● **TASK DETAILS**: Filter this material down to the lines that hold "berconsultoria", copying each one.

● **DATASET ENTRIES**:
>> Begin

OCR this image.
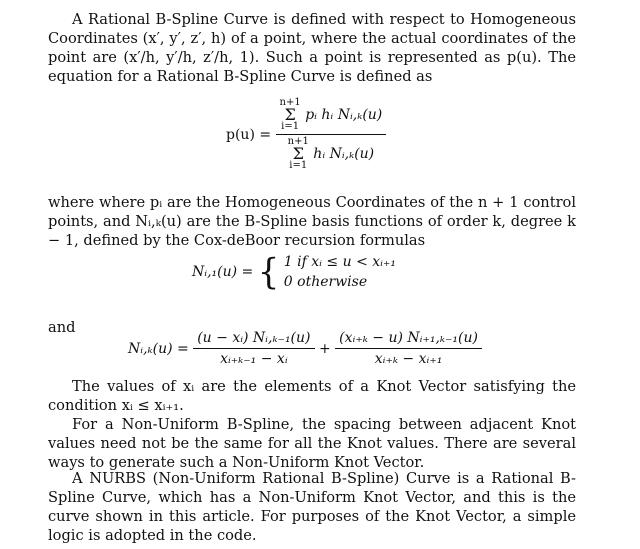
A Rational B-Spline Curve is defined with respect to Homogeneous Coordinates (x′, y′, z′, h) of a point, where the actual coordinates of the point are (x′/h, y′/h, z′/h, 1). Such a point is represented as p(u). The equation for a Rational B-Spline Curve is defined as

p(u) = n+1
Σ
i=1 pᵢ hᵢ Nᵢ,ₖ(u)
n+1
Σ
i=1 hᵢ Nᵢ,ₖ(u)

where where pᵢ are the Homogeneous Coordinates of the n + 1 control points, and Nᵢ,ₖ(u) are the B-Spline basis functions of order k, degree k − 1, defined by the Cox-deBoor recursion formulas

Nᵢ,₁(u) = { 1 if xᵢ ≤ u < xᵢ₊₁
0 otherwise
and
Nᵢ,ₖ(u) = $\frac{\text{(u − xᵢ) Nᵢ,ₖ₋₁(u)}}{\text{xᵢ₊ₖ₋₁ − xᵢ}} + \frac{\text{(xᵢ₊ₖ − u) Nᵢ₊₁,ₖ₋₁(u)}}{\text{xᵢ₊ₖ − xᵢ₊₁}}$

The values of xᵢ are the elements of a Knot Vector satisfying the condition xᵢ ≤ xᵢ₊₁.

For a Non-Uniform B-Spline, the spacing between adjacent Knot values need not be the same for all the Knot values. There are several ways to generate such a Non-Uniform Knot Vector.

A NURBS (Non-Uniform Rational B-Spline) Curve is a Rational B-Spline Curve, which has a Non-Uniform Knot Vector, and this is the curve shown in this article. For purposes of the Knot Vector, a simple logic is adopted in the code.
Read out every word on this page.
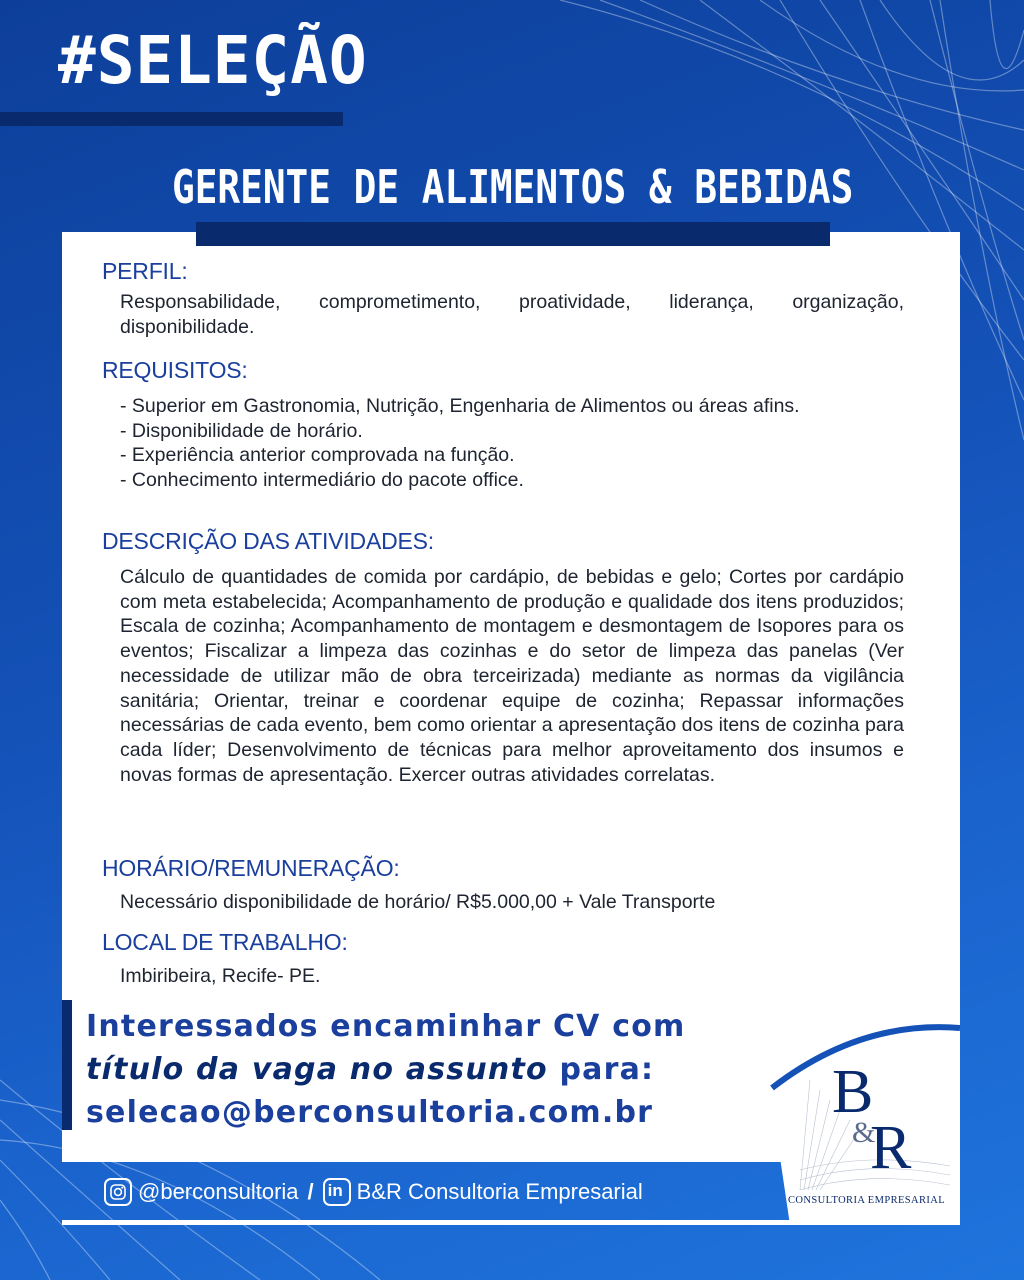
#SELEÇÃO
GERENTE DE ALIMENTOS & BEBIDAS
PERFIL:
Responsabilidade, comprometimento, proatividade, liderança, organização, disponibilidade.
REQUISITOS:
- Superior em Gastronomia, Nutrição, Engenharia de Alimentos ou áreas afins.
- Disponibilidade de horário.
- Experiência anterior comprovada na função.
- Conhecimento intermediário do pacote office.
DESCRIÇÃO DAS ATIVIDADES:
Cálculo de quantidades de comida por cardápio, de bebidas e gelo; Cortes por cardápio com meta estabelecida; Acompanhamento de produção e qualidade dos itens produzidos; Escala de cozinha; Acompanhamento de montagem e desmontagem de Isopores para os eventos; Fiscalizar a limpeza das cozinhas e do setor de limpeza das panelas (Ver necessidade de utilizar mão de obra terceirizada) mediante as normas da vigilância sanitária; Orientar, treinar e coordenar equipe de cozinha; Repassar informações necessárias de cada evento, bem como orientar a apresentação dos itens de cozinha para cada líder; Desenvolvimento de técnicas para melhor aproveitamento dos insumos e novas formas de apresentação. Exercer outras atividades correlatas.
HORÁRIO/REMUNERAÇÃO:
Necessário disponibilidade de horário/ R$5.000,00 + Vale Transporte
LOCAL DE TRABALHO:
Imbiribeira, Recife- PE.
Interessados encaminhar CV com
título da vaga no assunto para:
selecao@berconsultoria.com.br	B
&
R
CONSULTORIA EMPRESARIAL
@berconsultoria / in B&R Consultoria Empresarial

>> End

● **COMPLETED EXERCISE**:
selecao@berconsultoria.com.br	B
@berconsultoria / in B&R Consultoria Empresarial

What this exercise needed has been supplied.